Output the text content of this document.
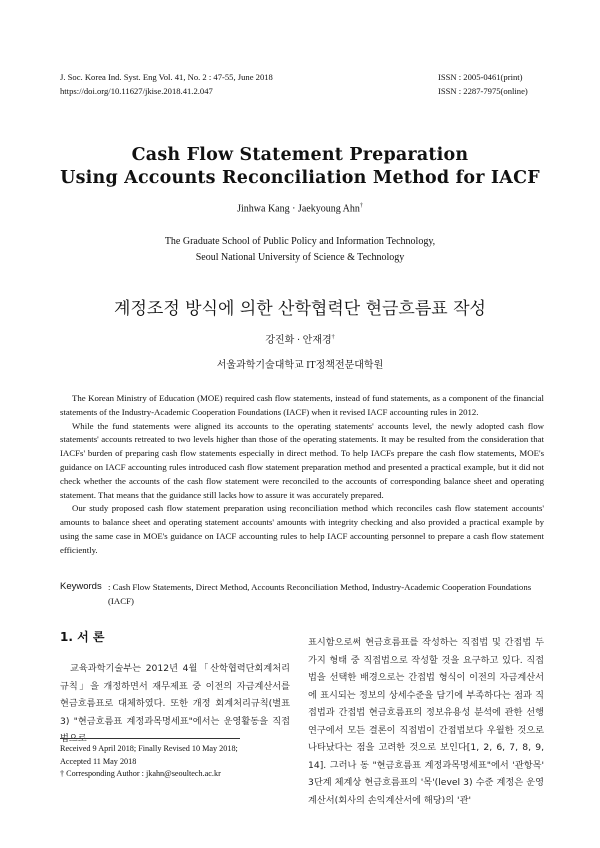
J. Soc. Korea Ind. Syst. Eng Vol. 41, No. 2 : 47-55, June 2018
https://doi.org/10.11627/jkise.2018.41.2.047
ISSN : 2005-0461(print)
ISSN : 2287-7975(online)
Cash Flow Statement Preparation
Using Accounts Reconciliation Method for IACF
Jinhwa Kang · Jaekyoung Ahn†
The Graduate School of Public Policy and Information Technology,
Seoul National University of Science & Technology
계정조정 방식에 의한 산학협력단 현금흐름표 작성
강진화 · 안재경†
서울과학기술대학교 IT정책전문대학원

The Korean Ministry of Education (MOE) required cash flow statements, instead of fund statements, as a component of the financial statements of the Industry-Academic Cooperation Foundations (IACF) when it revised IACF accounting rules in 2012.

While the fund statements were aligned its accounts to the operating statements' accounts level, the newly adopted cash flow statements' accounts retreated to two levels higher than those of the operating statements. It may be resulted from the consideration that IACFs' burden of preparing cash flow statements especially in direct method. To help IACFs prepare the cash flow statements, MOE's guidance on IACF accounting rules introduced cash flow statement preparation method and presented a practical example, but it did not check whether the accounts of the cash flow statement were reconciled to the accounts of corresponding balance sheet and operating statement. That means that the guidance still lacks how to assure it was accurately prepared.

Our study proposed cash flow statement preparation using reconciliation method which reconciles cash flow statement accounts' amounts to balance sheet and operating statement accounts' amounts with integrity checking and also provided a practical example by using the same case in MOE's guidance on IACF accounting rules to help IACF accounting personnel to prepare a cash flow statement efficiently.

Keywords : Cash Flow Statements, Direct Method, Accounts Reconciliation Method, Industry-Academic Cooperation Foundations (IACF)
1. 서 론

교육과학기술부는 2012년 4월「산학협력단회계처리규칙」을 개정하면서 재무제표 중 이전의 자금계산서를 현금흐름표로 대체하였다. 또한 개정 회계처리규칙(별표 3) "현금흐름표 계정과목명세표"에서는 운영활동을 직접법으로

Received 9 April 2018; Finally Revised 10 May 2018;
Accepted 11 May 2018
† Corresponding Author : jkahn@seoultech.ac.kr

표시함으로써 현금흐름표를 작성하는 직접법 및 간접법 두 가지 형태 중 직접법으로 작성할 것을 요구하고 있다. 직접법을 선택한 배경으로는 간접법 형식이 이전의 자금계산서에 표시되는 정보의 상세수준을 담기에 부족하다는 점과 직접법과 간접법 현금흐름표의 정보유용성 분석에 관한 선행연구에서 모든 결론이 직접법이 간접법보다 우월한 것으로 나타났다는 점을 고려한 것으로 보인다[1, 2, 6, 7, 8, 9, 14]. 그러나 동 "현금흐름표 계정과목명세표"에서 '관항목' 3단계 체계상 현금흐름표의 '목'(level 3) 수준 계정은 운영계산서(회사의 손익계산서에 해당)의 '관'
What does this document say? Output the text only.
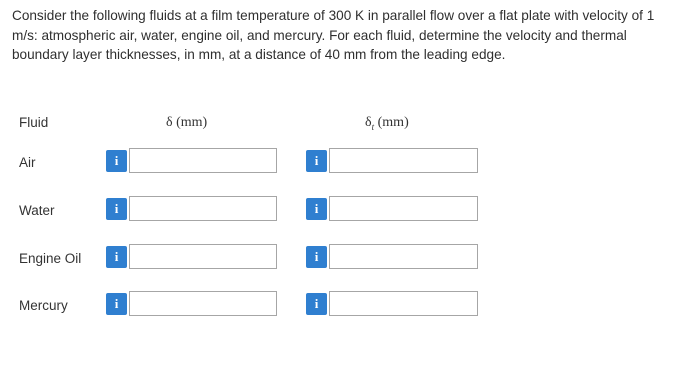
Consider the following fluids at a film temperature of 300 K in parallel flow over a flat plate with velocity of 1 m/s: atmospheric air, water, engine oil, and mercury. For each fluid, determine the velocity and thermal boundary layer thicknesses, in mm, at a distance of 40 mm from the leading edge.
Fluid	δ (mm)	$\delta_t$ (mm)
Air	i	i
Water	i	i
Engine Oil	i	i
Mercury	i	i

※

TASK TO COMPLETE: Copy every line of the data that holds the string "Output".

SOLUTION TO THIS PROBLEM:
Output the text content of this document.
What does this document say? Output the text only.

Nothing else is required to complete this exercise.